Article –

########################################

In last 50 years, the field of scientific computing has undergone rapid change — we have experienced a remarkable turnover of technologies, architectures, vendors, and the usage of systems. Despite all these changes, the long-term evolution of performance seems to be steady and continuous.

The acceptance of parallel systems not only for engineering applications but also for new commercial applications especially for database applications emphasized different criteria for market success such as stability of system, continuity of the manufacturer and price/performance. Due to these factors and the consolidation in the number of vendors in the market hierarchical systems build with components designed for the broader commercial market are currently replacing homogeneous systems at the very high end of performance. Clusters build with components of the shelf also gain more and more attention and today have a dominant position in the Top500.

In this talk we will look at the some of the existing and planned high performance computer architectures and look at the interconnections schemes they are using.

Management of deep memory hierarchies - recursive blocking and hybrid data structures for dense matrix computations
Bo Kågström, Umeå University

Matrix computations are both fundamental and ubiquitous in computational science and its vast application areas. Along with the development of more advanced computer systems with complex memory hierarchies, there is a continuing demand for new algorithms and library software that efficiently utilize and adapt to new architecture features. In this presentation, we review some of the recent advances made by applying the paradigm of recursion to dense matrix computations on today's memory tiered computer systems (see Elmroth, Gustavson, Jonsson and Kågström, SIAM Review, Vol. 46, No. 1, 2004, pp. 3-45). Recursion allows for efficient utilization of a memory hierarchy and generalizes existing fixed blocking by introducing automatic variable blocking that has the potential of matching every level of a deep memory hierarchy. Novel recursive blocked algorithms offer new ways to compute factorizations such as Cholesky and QR and to solve matrix equations. In fact, the whole gamut of existing dense linear algebra factorization is beginning to be re-examined in view of the recursive paradigm. Use of recursion has led to using new hybrid data structures and optimized superscalar kernels. The results we survey include new algorithms and library software implementation s for level 3 kernels, matrix factorizations, the solution of general systems of linear equations and several common Sylvester-type matrix equations. The software implementations we survey are robust and show impressive performance on today's high performance computing systems.

We end by discussing some open problems and ongoing work on using recursion for solving periodic matrix equations, leading to recursive blocked algorithms for 3-dimensional data structures (matrices). The third dimension is the periodicity index of the matrices.

########################################

Dataset entries –
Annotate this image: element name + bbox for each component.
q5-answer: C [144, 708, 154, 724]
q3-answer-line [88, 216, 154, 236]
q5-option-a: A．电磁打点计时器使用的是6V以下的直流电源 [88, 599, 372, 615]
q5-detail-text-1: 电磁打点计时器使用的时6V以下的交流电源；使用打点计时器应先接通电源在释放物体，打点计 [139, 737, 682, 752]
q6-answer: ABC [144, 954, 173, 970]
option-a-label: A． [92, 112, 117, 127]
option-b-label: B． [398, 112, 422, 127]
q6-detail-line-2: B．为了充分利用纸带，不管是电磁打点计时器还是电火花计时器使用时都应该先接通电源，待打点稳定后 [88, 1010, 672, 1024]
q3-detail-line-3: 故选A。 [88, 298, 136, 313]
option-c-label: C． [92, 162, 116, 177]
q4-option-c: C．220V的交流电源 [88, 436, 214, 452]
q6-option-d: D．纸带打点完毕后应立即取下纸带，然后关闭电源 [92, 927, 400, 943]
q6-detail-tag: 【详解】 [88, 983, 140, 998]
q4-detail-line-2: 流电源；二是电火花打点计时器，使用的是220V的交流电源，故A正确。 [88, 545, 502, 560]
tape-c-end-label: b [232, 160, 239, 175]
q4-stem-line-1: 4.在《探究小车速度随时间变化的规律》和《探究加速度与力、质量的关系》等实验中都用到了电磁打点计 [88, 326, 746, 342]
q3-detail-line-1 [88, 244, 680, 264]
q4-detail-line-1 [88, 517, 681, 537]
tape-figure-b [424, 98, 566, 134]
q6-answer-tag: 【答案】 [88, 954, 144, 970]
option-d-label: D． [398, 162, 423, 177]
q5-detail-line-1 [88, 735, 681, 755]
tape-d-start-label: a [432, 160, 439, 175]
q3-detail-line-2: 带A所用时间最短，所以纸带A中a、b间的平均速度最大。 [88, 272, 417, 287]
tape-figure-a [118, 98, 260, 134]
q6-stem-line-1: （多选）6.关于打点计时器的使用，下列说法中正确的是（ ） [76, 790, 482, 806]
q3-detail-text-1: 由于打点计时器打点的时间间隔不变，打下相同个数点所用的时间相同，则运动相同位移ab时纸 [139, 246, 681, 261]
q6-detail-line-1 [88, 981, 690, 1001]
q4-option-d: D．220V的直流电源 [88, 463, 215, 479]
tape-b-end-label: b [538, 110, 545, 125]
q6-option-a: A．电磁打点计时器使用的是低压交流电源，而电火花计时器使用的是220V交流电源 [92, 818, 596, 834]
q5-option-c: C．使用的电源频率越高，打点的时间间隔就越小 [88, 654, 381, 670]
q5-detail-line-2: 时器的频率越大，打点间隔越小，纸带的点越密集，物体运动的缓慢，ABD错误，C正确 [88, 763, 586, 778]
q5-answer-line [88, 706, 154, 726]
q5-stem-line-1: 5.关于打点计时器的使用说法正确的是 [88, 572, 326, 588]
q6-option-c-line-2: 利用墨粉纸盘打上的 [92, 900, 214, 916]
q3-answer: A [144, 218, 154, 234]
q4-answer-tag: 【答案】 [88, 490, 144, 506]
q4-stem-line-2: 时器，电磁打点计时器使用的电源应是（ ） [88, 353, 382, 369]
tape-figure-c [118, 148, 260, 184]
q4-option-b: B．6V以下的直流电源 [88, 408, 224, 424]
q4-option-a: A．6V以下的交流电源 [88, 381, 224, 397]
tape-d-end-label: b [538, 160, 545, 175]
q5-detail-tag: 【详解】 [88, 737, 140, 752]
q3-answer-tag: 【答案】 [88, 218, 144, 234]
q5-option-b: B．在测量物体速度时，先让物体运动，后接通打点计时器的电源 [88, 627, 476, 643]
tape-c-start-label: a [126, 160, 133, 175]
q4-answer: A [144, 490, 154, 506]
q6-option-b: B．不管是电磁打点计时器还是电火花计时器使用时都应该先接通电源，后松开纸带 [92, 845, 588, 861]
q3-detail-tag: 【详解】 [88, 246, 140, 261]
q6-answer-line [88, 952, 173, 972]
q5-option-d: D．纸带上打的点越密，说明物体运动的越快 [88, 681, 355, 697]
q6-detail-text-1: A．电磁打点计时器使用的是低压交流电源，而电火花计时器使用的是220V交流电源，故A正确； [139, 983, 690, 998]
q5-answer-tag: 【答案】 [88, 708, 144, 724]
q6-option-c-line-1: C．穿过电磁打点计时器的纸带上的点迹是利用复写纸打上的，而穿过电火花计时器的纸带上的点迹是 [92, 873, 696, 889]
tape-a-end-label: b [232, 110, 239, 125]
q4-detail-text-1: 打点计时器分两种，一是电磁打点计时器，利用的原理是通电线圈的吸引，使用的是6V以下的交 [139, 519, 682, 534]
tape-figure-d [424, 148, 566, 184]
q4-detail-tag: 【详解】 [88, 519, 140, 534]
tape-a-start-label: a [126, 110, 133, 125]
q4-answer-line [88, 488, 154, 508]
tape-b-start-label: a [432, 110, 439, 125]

########################################

Directive A –
Give the records as a numbered list, leaving out blank lines, covering the stretch from the start of the records through the line that contains "q4-option-d: D．220V的直流电源 [88, 463, 215, 479]".
Directive B –
Continue the text on high performance computing and dense matrix computations from where it stops.

Exercise answer A –
1. Annotate this image: element name + bbox for each component.
2. q5-answer: C [144, 708, 154, 724]
3. q3-answer-line [88, 216, 154, 236]
4. q5-option-a: A．电磁打点计时器使用的是6V以下的直流电源 [88, 599, 372, 615]
5. q5-detail-text-1: 电磁打点计时器使用的时6V以下的交流电源；使用打点计时器应先接通电源在释放物体，打点计 [139, 737, 682, 752]
6. q6-answer: ABC [144, 954, 173, 970]
7. option-a-label: A． [92, 112, 117, 127]
8. option-b-label: B． [398, 112, 422, 127]
9. q6-detail-line-2: B．为了充分利用纸带，不管是电磁打点计时器还是电火花计时器使用时都应该先接通电源，待打点稳定后 [88, 1010, 672, 1024]
10. q3-detail-line-3: 故选A。 [88, 298, 136, 313]
11. option-c-label: C． [92, 162, 116, 177]
12. q4-option-c: C．220V的交流电源 [88, 436, 214, 452]
13. q6-option-d: D．纸带打点完毕后应立即取下纸带，然后关闭电源 [92, 927, 400, 943]
14. q6-detail-tag: 【详解】 [88, 983, 140, 998]
15. q4-detail-line-2: 流电源；二是电火花打点计时器，使用的是220V的交流电源，故A正确。 [88, 545, 502, 560]
16. tape-c-end-label: b [232, 160, 239, 175]
17. q4-stem-line-1: 4.在《探究小车速度随时间变化的规律》和《探究加速度与力、质量的关系》等实验中都用到了电磁打点计 [88, 326, 746, 342]
18. q3-detail-line-1 [88, 244, 680, 264]
19. q4-detail-line-1 [88, 517, 681, 537]
20. tape-figure-b [424, 98, 566, 134]
21. q6-answer-tag: 【答案】 [88, 954, 144, 970]
22. option-d-label: D． [398, 162, 423, 177]
23. q5-detail-line-1 [88, 735, 681, 755]
24. tape-d-start-label: a [432, 160, 439, 175]
25. q3-detail-line-2: 带A所用时间最短，所以纸带A中a、b间的平均速度最大。 [88, 272, 417, 287]
26. tape-figure-a [118, 98, 260, 134]
27. q6-stem-line-1: （多选）6.关于打点计时器的使用，下列说法中正确的是（ ） [76, 790, 482, 806]
28. q3-detail-text-1: 由于打点计时器打点的时间间隔不变，打下相同个数点所用的时间相同，则运动相同位移ab时纸 [139, 246, 681, 261]
29. q6-detail-line-1 [88, 981, 690, 1001]
30. q4-option-d: D．220V的直流电源 [88, 463, 215, 479]

Exercise answer B –
The BlueGene/L Supercomputer and LOFAR/LOIS
Bruce Elmegreen, IBM Watson Research Centre

BlueGene/L is a new type of computer designed by IBM for extremely fast IO, internal communications, and floating point computations. A single rack contains 1024 node chips, each of which has 2 processors and 4 floating point units. The sustained computation speed of a rack is around 2.5 Tflops. A rack can also accept up to 128 1-Gbit ethernet IO connections, and it has a three-dimensional torus for internal communications between nodes at 2.8 Gbps in each direction. Many racks may be connected together to make a single large torus, or multiple torii each running their own job. The Netherlands Foundation for Research in Astronomy (ASTRON), which is headquartered in Dwingeloo, is planning to acquire 6 racks of BlueGene/L for use as a central processor in the Low Frequency Array Radio Telescope (LOFAR). The talk will discuss the characteristics of BlueGene/L, the operation and requirements of LOFAR and the LOFAR Outrigger in Scandinavia (LOIS), and the match between BlueGene/L and these new telescope systems.

[scalable algorithms for the solutions of large sparse linear systems] Jacko Koster, University of Bergen

SCI Socket: The fastest socket on earth and the impact on stoarage and applications
Atle Vesterkjær, Dolphin Interconnect Solution Inc.

The SCI SOCKET software provides a fast and transparent way for applications using Berkeley sockets - TCP/UDP/IP to use SCI as the transport medium. The major benefits are plug and play installation, high bandwidth and much lower latency than network technologies like Gigabit Ethernet, Infiniband and Myrinet. Real benchmarks shows that a complete 1-byte socket send - socket receive is completed in 2.26us (Full round-trip in 4.52us). SCI SOCKET has been tested using (cluster) file systems like PVFS and Lustre, NFS, iSCSI, applications like MySQL, Oracle and libraries like PVM, LAM and ScaMPI. It supports accumulated throughput using multiple adapters and transparent automatic failover recovery.

Any application using Ethernet can run on SCI SOCKET. No patching, modifications or recompilation is required, just install and run!

The presentation will give a short overview of the technology and the results from using SCI SOCKET to boost the performance for storage and applications.

Current Status of InfiniBand for HPC
Peter Kjellström, Linköping University

Infiniband is an interconnect that has received quite a lot of attention lately. The long term goals of Infiniband reaches far outside the HPC world. The number of devices and software projects that mentions Infiniband is quite impressive.

Being imersed in all this it's easy to forget that Infiniband is very young and that many of the impressive applications are in fact still on the drawing board.

My talk will focus on following two things:

  1. A short Introduction to this Infiniband thing.
  2. What works/exists today? Performance, hardware, software (HPC perspective)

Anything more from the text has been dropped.